■ What is needed
Pictures do not belong in the copy. Return all of the entries exactly.

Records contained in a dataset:

►

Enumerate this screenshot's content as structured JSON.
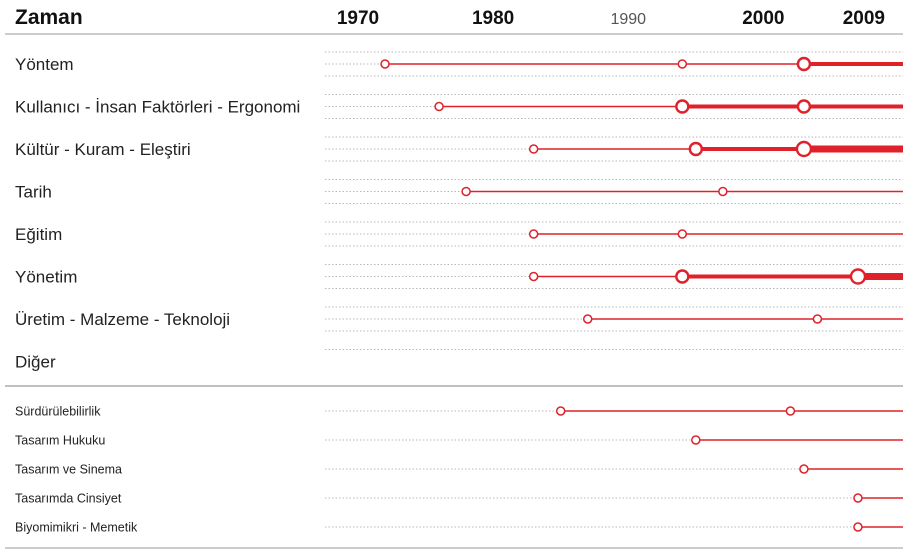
{
  "chart_data": {
    "type": "timeline",
    "header_label": "Zaman",
    "x_ticks": [
      {
        "year": 1970,
        "label": "1970",
        "bold": true
      },
      {
        "year": 1980,
        "label": "1980",
        "bold": true
      },
      {
        "year": 1990,
        "label": "1990",
        "bold": false
      },
      {
        "year": 2000,
        "label": "2000",
        "bold": true
      },
      {
        "year": 2009,
        "label": "2009",
        "bold": true
      }
    ],
    "xlim": [
      1970,
      2009
    ],
    "colors": {
      "accent": "#e0202a",
      "text": "#222222",
      "tick_bold": "#111111",
      "tick_light": "#555555",
      "dotted": "#b8b8b8",
      "divider": "#9a9a9a"
    },
    "main_groups": [
      {
        "label": "Yöntem",
        "markers": [
          {
            "year": 1972,
            "size": 1
          },
          {
            "year": 1994,
            "size": 1
          },
          {
            "year": 2003,
            "size": 2
          }
        ]
      },
      {
        "label": "Kullanıcı - İnsan Faktörleri - Ergonomi",
        "markers": [
          {
            "year": 1976,
            "size": 1
          },
          {
            "year": 1994,
            "size": 2
          },
          {
            "year": 2003,
            "size": 2
          }
        ]
      },
      {
        "label": "Kültür - Kuram - Eleştiri",
        "markers": [
          {
            "year": 1983,
            "size": 1
          },
          {
            "year": 1995,
            "size": 2
          },
          {
            "year": 2003,
            "size": 3
          }
        ]
      },
      {
        "label": "Tarih",
        "markers": [
          {
            "year": 1978,
            "size": 1
          },
          {
            "year": 1997,
            "size": 1
          }
        ]
      },
      {
        "label": "Eğitim",
        "markers": [
          {
            "year": 1983,
            "size": 1
          },
          {
            "year": 1994,
            "size": 1
          }
        ]
      },
      {
        "label": "Yönetim",
        "markers": [
          {
            "year": 1983,
            "size": 1
          },
          {
            "year": 1994,
            "size": 2
          },
          {
            "year": 2007,
            "size": 3
          }
        ]
      },
      {
        "label": "Üretim - Malzeme - Teknoloji",
        "markers": [
          {
            "year": 1987,
            "size": 1
          },
          {
            "year": 2004,
            "size": 1
          }
        ]
      },
      {
        "label": "Diğer",
        "markers": []
      }
    ],
    "sub_groups": [
      {
        "label": "Sürdürülebilirlik",
        "markers": [
          {
            "year": 1985,
            "size": 1
          },
          {
            "year": 2002,
            "size": 1
          }
        ]
      },
      {
        "label": "Tasarım Hukuku",
        "markers": [
          {
            "year": 1995,
            "size": 1
          }
        ]
      },
      {
        "label": "Tasarım ve Sinema",
        "markers": [
          {
            "year": 2003,
            "size": 1
          }
        ]
      },
      {
        "label": "Tasarımda Cinsiyet",
        "markers": [
          {
            "year": 2007,
            "size": 1
          }
        ]
      },
      {
        "label": "Biyomimikri - Memetik",
        "markers": [
          {
            "year": 2007,
            "size": 1
          }
        ]
      }
    ]
  }
}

◄

■ Response
Enumerate this screenshot's content as structured JSON.
{
  "chart_data": {
    "type": "timeline",
    "header_label": "Zaman",
    "x_ticks": [
      {
        "year": 1970,
        "label": "1970",
        "bold": true
      },
      {
        "year": 1980,
        "label": "1980",
        "bold": true
      },
      {
        "year": 1990,
        "label": "1990",
        "bold": false
      },
      {
        "year": 2000,
        "label": "2000",
        "bold": true
      },
      {
        "year": 2009,
        "label": "2009",
        "bold": true
      }
    ],
    "xlim": [
      1970,
      2009
    ],
    "colors": {
      "accent": "#e0202a",
      "text": "#222222",
      "tick_bold": "#111111",
      "tick_light": "#555555",
      "dotted": "#b8b8b8",
      "divider": "#9a9a9a"
    },
    "main_groups": [
      {
        "label": "Yöntem",
        "markers": [
          {
            "year": 1972,
            "size": 1
          },
          {
            "year": 1994,
            "size": 1
          },
          {
            "year": 2003,
            "size": 2
          }
        ]
      },
      {
        "label": "Kullanıcı - İnsan Faktörleri - Ergonomi",
        "markers": [
          {
            "year": 1976,
            "size": 1
          },
          {
            "year": 1994,
            "size": 2
          },
          {
            "year": 2003,
            "size": 2
          }
        ]
      },
      {
        "label": "Kültür - Kuram - Eleştiri",
        "markers": [
          {
            "year": 1983,
            "size": 1
          },
          {
            "year": 1995,
            "size": 2
          },
          {
            "year": 2003,
            "size": 3
          }
        ]
      },
      {
        "label": "Tarih",
        "markers": [
          {
            "year": 1978,
            "size": 1
          },
          {
            "year": 1997,
            "size": 1
          }
        ]
      },
      {
        "label": "Eğitim",
        "markers": [
          {
            "year": 1983,
            "size": 1
          },
          {
            "year": 1994,
            "size": 1
          }
        ]
      },
      {
        "label": "Yönetim",
        "markers": [
          {
            "year": 1983,
            "size": 1
          },
          {
            "year": 1994,
            "size": 2
          },
          {
            "year": 2007,
            "size": 3
          }
        ]
      },
      {
        "label": "Üretim - Malzeme - Teknoloji",
        "markers": [
          {
            "year": 1987,
            "size": 1
          },
          {
            "year": 2004,
            "size": 1
          }
        ]
      },
      {
        "label": "Diğer",
        "markers": []
      }
    ],
    "sub_groups": [
      {
        "label": "Sürdürülebilirlik",
        "markers": [
          {
            "year": 1985,
            "size": 1
          },
          {
            "year": 2002,
            "size": 1
          }
        ]
      },
      {
        "label": "Tasarım Hukuku",
        "markers": [
          {
            "year": 1995,
            "size": 1
          }
        ]
      },
      {
        "label": "Tasarım ve Sinema",
        "markers": [
          {
            "year": 2003,
            "size": 1
          }
        ]
      },
      {
        "label": "Tasarımda Cinsiyet",
        "markers": [
          {
            "year": 2007,
            "size": 1
          }
        ]
      },
      {
        "label": "Biyomimikri - Memetik",
        "markers": [
          {
            "year": 2007,
            "size": 1
          }
        ]
      }
    ]
  }
}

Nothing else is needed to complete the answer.